(Data extracted from a collection)
┄┄┄┄┄┄

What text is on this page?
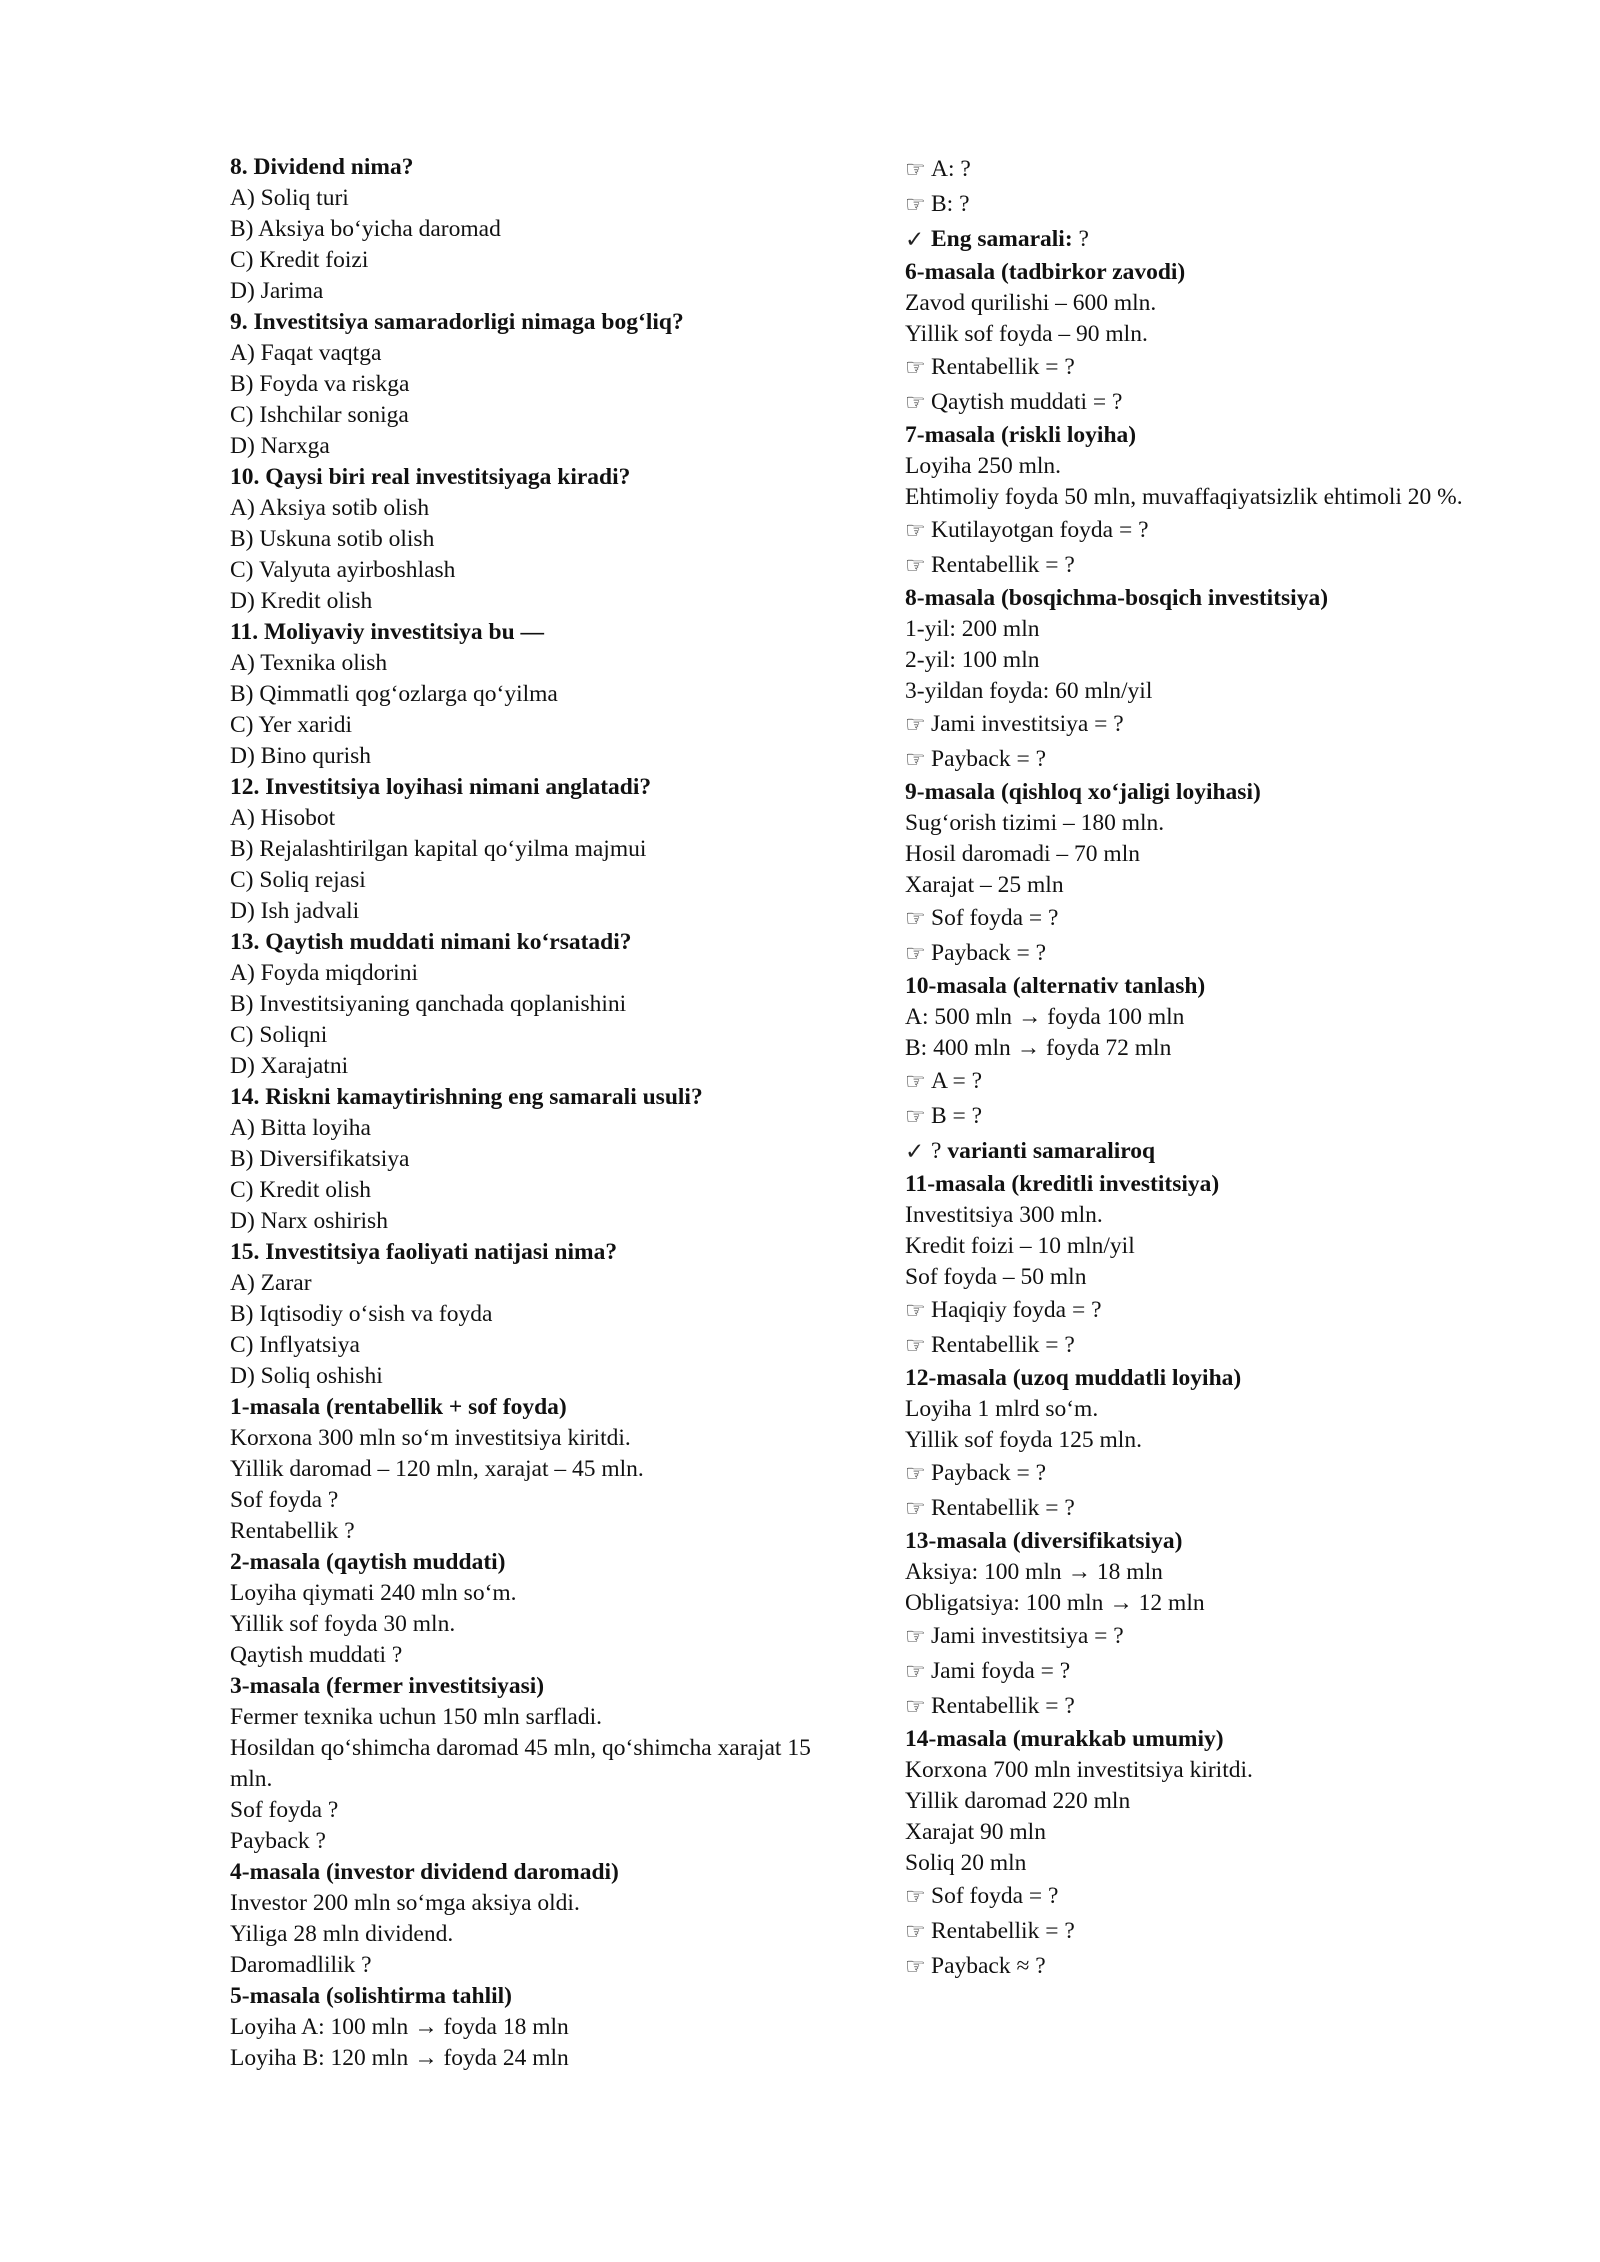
8. Dividend nima?
A) Soliq turi
B) Aksiya bo‘yicha daromad
C) Kredit foizi
D) Jarima
9. Investitsiya samaradorligi nimaga bog‘liq?
A) Faqat vaqtga
B) Foyda va riskga
C) Ishchilar soniga
D) Narxga
10. Qaysi biri real investitsiyaga kiradi?
A) Aksiya sotib olish
B) Uskuna sotib olish
C) Valyuta ayirboshlash
D) Kredit olish
11. Moliyaviy investitsiya bu —
A) Texnika olish
B) Qimmatli qog‘ozlarga qo‘yilma
C) Yer xaridi
D) Bino qurish
12. Investitsiya loyihasi nimani anglatadi?
A) Hisobot
B) Rejalashtirilgan kapital qo‘yilma majmui
C) Soliq rejasi
D) Ish jadvali
13. Qaytish muddati nimani ko‘rsatadi?
A) Foyda miqdorini
B) Investitsiyaning qanchada qoplanishini
C) Soliqni
D) Xarajatni
14. Riskni kamaytirishning eng samarali usuli?
A) Bitta loyiha
B) Diversifikatsiya
C) Kredit olish
D) Narx oshirish
15. Investitsiya faoliyati natijasi nima?
A) Zarar
B) Iqtisodiy o‘sish va foyda
C) Inflyatsiya
D) Soliq oshishi
1-masala (rentabellik + sof foyda)
Korxona 300 mln so‘m investitsiya kiritdi.
Yillik daromad – 120 mln, xarajat – 45 mln.
Sof foyda ?
Rentabellik ?
2-masala (qaytish muddati)
Loyiha qiymati 240 mln so‘m.
Yillik sof foyda 30 mln.
Qaytish muddati ?
3-masala (fermer investitsiyasi)
Fermer texnika uchun 150 mln sarfladi.
Hosildan qo‘shimcha daromad 45 mln, qo‘shimcha xarajat 15 mln.
Sof foyda ?
Payback ?
4-masala (investor dividend daromadi)
Investor 200 mln so‘mga aksiya oldi.
Yiliga 28 mln dividend.
Daromadlilik ?
5-masala (solishtirma tahlil)
Loyiha A: 100 mln → foyda 18 mln
Loyiha B: 120 mln → foyda 24 mln
☞ A: ?
☞ B: ?
✓ Eng samarali: ?
6-masala (tadbirkor zavodi)
Zavod qurilishi – 600 mln.
Yillik sof foyda – 90 mln.
☞ Rentabellik = ?
☞ Qaytish muddati = ?
7-masala (riskli loyiha)
Loyiha 250 mln.
Ehtimoliy foyda 50 mln, muvaffaqiyatsizlik ehtimoli 20 %.
☞ Kutilayotgan foyda = ?
☞ Rentabellik = ?
8-masala (bosqichma-bosqich investitsiya)
1-yil: 200 mln
2-yil: 100 mln
3-yildan foyda: 60 mln/yil
☞ Jami investitsiya = ?
☞ Payback = ?
9-masala (qishloq xo‘jaligi loyihasi)
Sug‘orish tizimi – 180 mln.
Hosil daromadi – 70 mln
Xarajat – 25 mln
☞ Sof foyda = ?
☞ Payback = ?
10-masala (alternativ tanlash)
A: 500 mln → foyda 100 mln
B: 400 mln → foyda 72 mln
☞ A = ?
☞ B = ?
✓ ? varianti samaraliroq
11-masala (kreditli investitsiya)
Investitsiya 300 mln.
Kredit foizi – 10 mln/yil
Sof foyda – 50 mln
☞ Haqiqiy foyda = ?
☞ Rentabellik = ?
12-masala (uzoq muddatli loyiha)
Loyiha 1 mlrd so‘m.
Yillik sof foyda 125 mln.
☞ Payback = ?
☞ Rentabellik = ?
13-masala (diversifikatsiya)
Aksiya: 100 mln → 18 mln
Obligatsiya: 100 mln → 12 mln
☞ Jami investitsiya = ?
☞ Jami foyda = ?
☞ Rentabellik = ?
14-masala (murakkab umumiy)
Korxona 700 mln investitsiya kiritdi.
Yillik daromad 220 mln
Xarajat 90 mln
Soliq 20 mln
☞ Sof foyda = ?
☞ Rentabellik = ?
☞ Payback ≈ ?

┄┄┄┄┄┄

Task to complete
Reply with nothing except the number of lines in the listing above that include "yilma".

Written solution
2